> [Stated exercise 1]: Render the listing's lines as a numbered list with no blank lines. Start with the line containing "- y-tick-label: 50.00: [25, 94, 54, 107]" and go on through the line containing "- y-tick-label: 10.00: [25, 431, 54, 444]", including both.

Trans and caffeinated was born from the idea that TGNC visibility increases acceptance.
As I planned for the launch of Trans and Caffeinated in early 2019, I thought a lot about my hopes and dreams for the future; What were my personal aspirations for this space? And more broadly, what changes did I hope to see within the trans community and across society as a whole in a year’s time? In five years? In twenty?
I have always been a sucker for quotes, so — like most millennials — I turned to the Wonderful World Wide Web for inspiration. With admittedly very little effort, I landed on a quote that has ultimately guided the vision of this space for nearly a year now, from Janet Mock’s first memoir, Redefining Realness:
I believe that telling our stories, first to ourselves and then to one another and the world, is a revolutionary act. It is an act that can be met with hostility, exclusion, and violence. It can also lead to love, understanding, transcendence, and community. I hope that my being real with you will help empower you to step into who you are and encourage you to share yourself with those around you.Janet Mock
These words lay the foundation for the mission of Trans and Caffeinated – “to aid our culture’s growth by fostering collective education, encouraging open discussion, and most importantly nurturing and inspiring new generations of my transgender siblings.” My deepest desire is that by telling my story and empowering others to do the same, our visibility will help build a more inclusive, expansive, truly boundless future for transgender folx to come.
I took the chance to interview 6 amazing tgnc folx to celebrate tdov.
Tomorrow is Transgender Day of Visibility — a single day dedicated to celebrating our beautiful community and raising awareness about the ongoing discrimination endured by trans and gender non-conforming folx around the world. While I am a firm believer that we should do that every day of the year — I mean, why else would I have this site? — I like to take this opportunity to reflect on our progress, celebrate our achievements, and further emphasize why our visibility is not only important, but vital.

> [Records for this exercise]:
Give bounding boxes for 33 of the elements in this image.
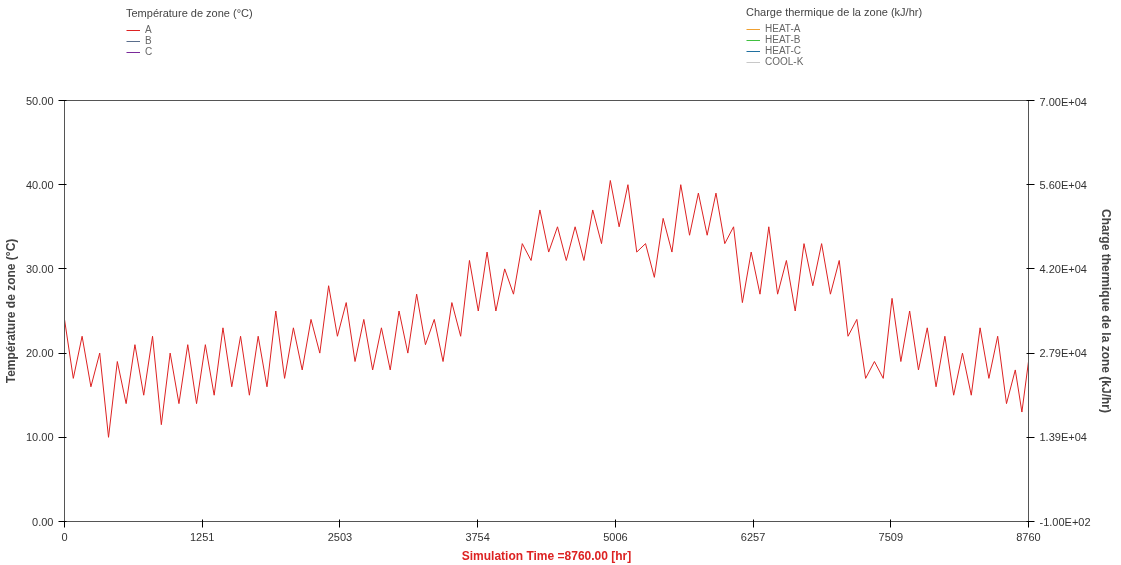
- y-tick-label: 50.00: [25, 94, 54, 107]
- x-tick-label: 0: [61, 530, 68, 543]
- y-tick-label: 0.00: [32, 515, 54, 528]
- y2-tick-label: 4.20E+04: [1039, 262, 1087, 275]
- line-series: [64, 179, 1029, 438]
- legend-title: Température de zone (°C): [126, 7, 253, 19]
- legend-label: HEAT-C: [765, 45, 801, 56]
- x-tick-label: 8760: [1016, 530, 1041, 543]
- y-tick-label: 10.00: [25, 431, 54, 444]
- legend-label: C: [145, 46, 154, 57]
- legend-label: B: [145, 35, 153, 46]
- text: Charge thermique de la zone (kJ/hr): [746, 6, 923, 18]
- y2-axis-title: Charge thermique de la zone (kJ/hr): [1098, 208, 1113, 414]
- y2-tick-label: 1.39E+04: [1039, 431, 1087, 444]
- y-axis-title: Température de zone (°C): [3, 238, 18, 384]
- y2-tick-label: -1.00E+02: [1039, 515, 1091, 528]
- x-tick-label: 5006: [603, 530, 628, 543]
- x-tick-label: 7509: [878, 530, 904, 543]
- legend-label: HEAT-B: [765, 34, 801, 45]
- legend-label: A: [145, 24, 153, 35]
- y2-tick-label: 2.79E+04: [1039, 347, 1087, 360]
- y2-tick-label: 7.00E+04: [1039, 95, 1087, 108]
- x-tick-label: 2503: [327, 530, 353, 543]
- legend-label: HEAT-A: [765, 23, 801, 34]
- legend-label: COOL-K: [765, 56, 804, 67]
- y-tick-label: 40.00: [25, 178, 54, 191]
- x-tick-label: 6257: [740, 530, 766, 543]
- y-tick-label: 20.00: [25, 347, 54, 360]
- x-axis-title: Simulation Time =8760.00 [hr]: [461, 548, 632, 563]
- y2-tick-label: 5.60E+04: [1039, 178, 1087, 191]
- x-tick-label: 3754: [465, 530, 490, 543]
- y-tick-label: 30.00: [25, 262, 54, 275]
- x-tick-label: 1251: [189, 530, 215, 543]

> [Stated exercise 2]: Continue the passage on Transgender Day of Visibility from where it stops.

> [Exercise result 1]:
1. - y-tick-label: 50.00: [25, 94, 54, 107]
2. - x-tick-label: 0: [61, 530, 68, 543]
3. - y-tick-label: 0.00: [32, 515, 54, 528]
4. - y2-tick-label: 4.20E+04: [1039, 262, 1087, 275]
5. - line-series: [64, 179, 1029, 438]
6. - legend-title: Température de zone (°C): [126, 7, 253, 19]
7. - legend-label: HEAT-C: [765, 45, 801, 56]
8. - x-tick-label: 8760: [1016, 530, 1041, 543]
9. - y-tick-label: 10.00: [25, 431, 54, 444]

> [Exercise result 2]:
This TDOV, I took the opportunity to interview six passionate, badass, powerful, inspiring, game-changing TGNC people on why our visibility matters —
- Sophie Kozub (she/her), a transgender digital campaigner from New Jersey. Follow her on Twitter.
- Tim Buns (they/them), a non-binary freelance illustrator and coffee professional based in Chicago, IL. Follow them on Instagram and Twitter (and buy their art!).
- Rolande (Rollie) Edwards (she/her), a transgender violist based in Toronto, CA. Follow her on Instagram.
- Jeffrey Guillermo (he/him), a transgender coffee professional based in Brooklyn, NY. Follow him on Instagram.
- Savy Dunlevy (they/them), a gender non-conforming audio technician based in Brooklyn, NY. Follow them on Instagram.
- J Urban (they/them), a nonbinary public health professional from Minneapolis, MN. Follow them on Instagram and Twitter.
Each of these folks works daily to shine a light on the profound and widespread impact of visibility. (and I command you to follow them right this very second. No, really. Do it now.)
When discussing the influence of transgender visibility over time, I like to visualize a snowball. Creators pack the first snow when they release trans-affirming representation into the world — representation characterized by positive, accurate, diverse, and complex portrayals of trans and gender non-conforming people.
The snowball begins to roll as people consume this representation. Cisgender consumers develop a greater understanding of the TGNC community, which sets them on the path to becoming better allies. Transgender consumers become reassured that it is possible to live happy and fulfilled lives after coming out. The snowball grows larger, more dense.
These folx then have the opportunity to share what they have learned with others — budding cisgender allies help spread affirming messages about TGNC folx, and TGNC folx become more affirmed in their identities, perhaps even becoming the representation that they once craved. The snowball is now a force to be reckoned with, more powerful than any force that could possibly oppose it.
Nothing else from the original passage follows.